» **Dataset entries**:
■ ■ ■ ■ ■

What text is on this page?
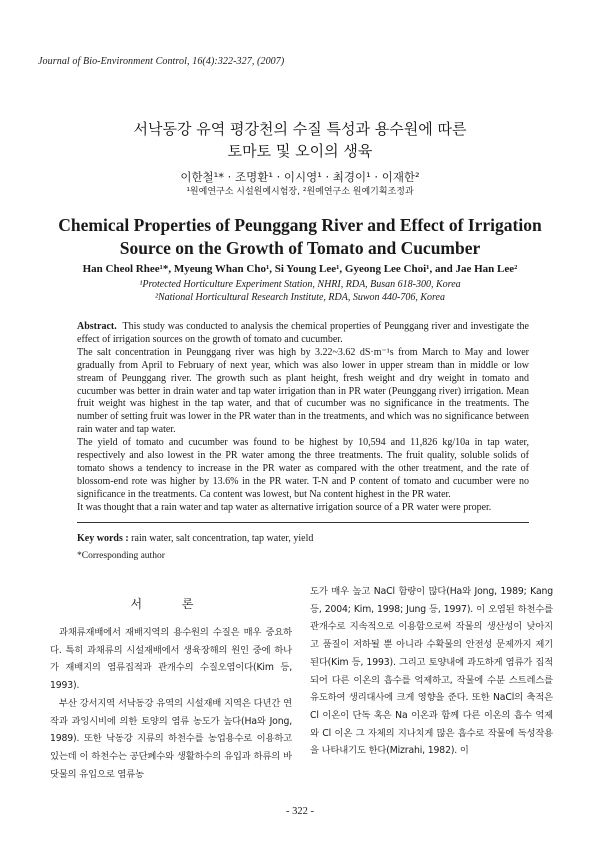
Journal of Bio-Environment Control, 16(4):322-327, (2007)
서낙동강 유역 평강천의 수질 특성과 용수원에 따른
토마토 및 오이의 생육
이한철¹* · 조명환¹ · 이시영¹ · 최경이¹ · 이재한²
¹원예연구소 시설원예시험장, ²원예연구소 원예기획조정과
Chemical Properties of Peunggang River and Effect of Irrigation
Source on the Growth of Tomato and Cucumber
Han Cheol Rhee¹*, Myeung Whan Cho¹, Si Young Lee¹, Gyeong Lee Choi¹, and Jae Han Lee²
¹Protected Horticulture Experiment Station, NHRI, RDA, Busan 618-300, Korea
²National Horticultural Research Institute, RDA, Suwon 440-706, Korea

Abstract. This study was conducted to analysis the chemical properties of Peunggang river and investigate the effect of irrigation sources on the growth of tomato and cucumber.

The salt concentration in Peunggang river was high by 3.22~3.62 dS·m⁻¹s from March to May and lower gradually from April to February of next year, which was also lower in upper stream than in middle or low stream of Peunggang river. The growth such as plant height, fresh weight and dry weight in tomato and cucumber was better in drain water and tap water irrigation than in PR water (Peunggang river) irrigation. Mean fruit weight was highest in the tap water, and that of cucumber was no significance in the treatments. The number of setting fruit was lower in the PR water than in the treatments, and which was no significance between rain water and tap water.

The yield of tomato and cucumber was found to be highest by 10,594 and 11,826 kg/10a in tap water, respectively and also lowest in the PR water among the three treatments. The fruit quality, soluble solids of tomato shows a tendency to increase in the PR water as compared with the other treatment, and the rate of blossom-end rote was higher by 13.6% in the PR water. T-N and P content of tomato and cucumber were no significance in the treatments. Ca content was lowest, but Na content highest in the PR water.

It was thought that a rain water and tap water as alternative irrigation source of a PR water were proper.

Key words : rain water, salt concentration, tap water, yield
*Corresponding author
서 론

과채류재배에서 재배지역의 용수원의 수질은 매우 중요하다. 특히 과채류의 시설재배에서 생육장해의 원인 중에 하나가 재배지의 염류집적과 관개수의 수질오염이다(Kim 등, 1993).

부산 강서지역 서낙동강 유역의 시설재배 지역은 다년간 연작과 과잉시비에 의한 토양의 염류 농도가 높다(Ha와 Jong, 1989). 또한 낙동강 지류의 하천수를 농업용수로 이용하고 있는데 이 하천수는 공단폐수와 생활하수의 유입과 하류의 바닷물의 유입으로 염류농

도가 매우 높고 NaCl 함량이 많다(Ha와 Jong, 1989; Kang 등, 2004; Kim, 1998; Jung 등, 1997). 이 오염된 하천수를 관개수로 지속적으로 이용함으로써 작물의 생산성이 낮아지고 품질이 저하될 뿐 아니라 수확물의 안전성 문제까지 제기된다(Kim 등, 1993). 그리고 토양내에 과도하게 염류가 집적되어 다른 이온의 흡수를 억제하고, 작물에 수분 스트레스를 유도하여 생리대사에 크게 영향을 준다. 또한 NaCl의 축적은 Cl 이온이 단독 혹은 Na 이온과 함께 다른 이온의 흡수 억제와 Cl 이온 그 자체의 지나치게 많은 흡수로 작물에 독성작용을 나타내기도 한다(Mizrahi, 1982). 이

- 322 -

■ ■ ■ ■ ■

» **Your task**:
Of all the lines above, how many contain the word "서낙동강"? Answer with only the number.

» **Written response**:
2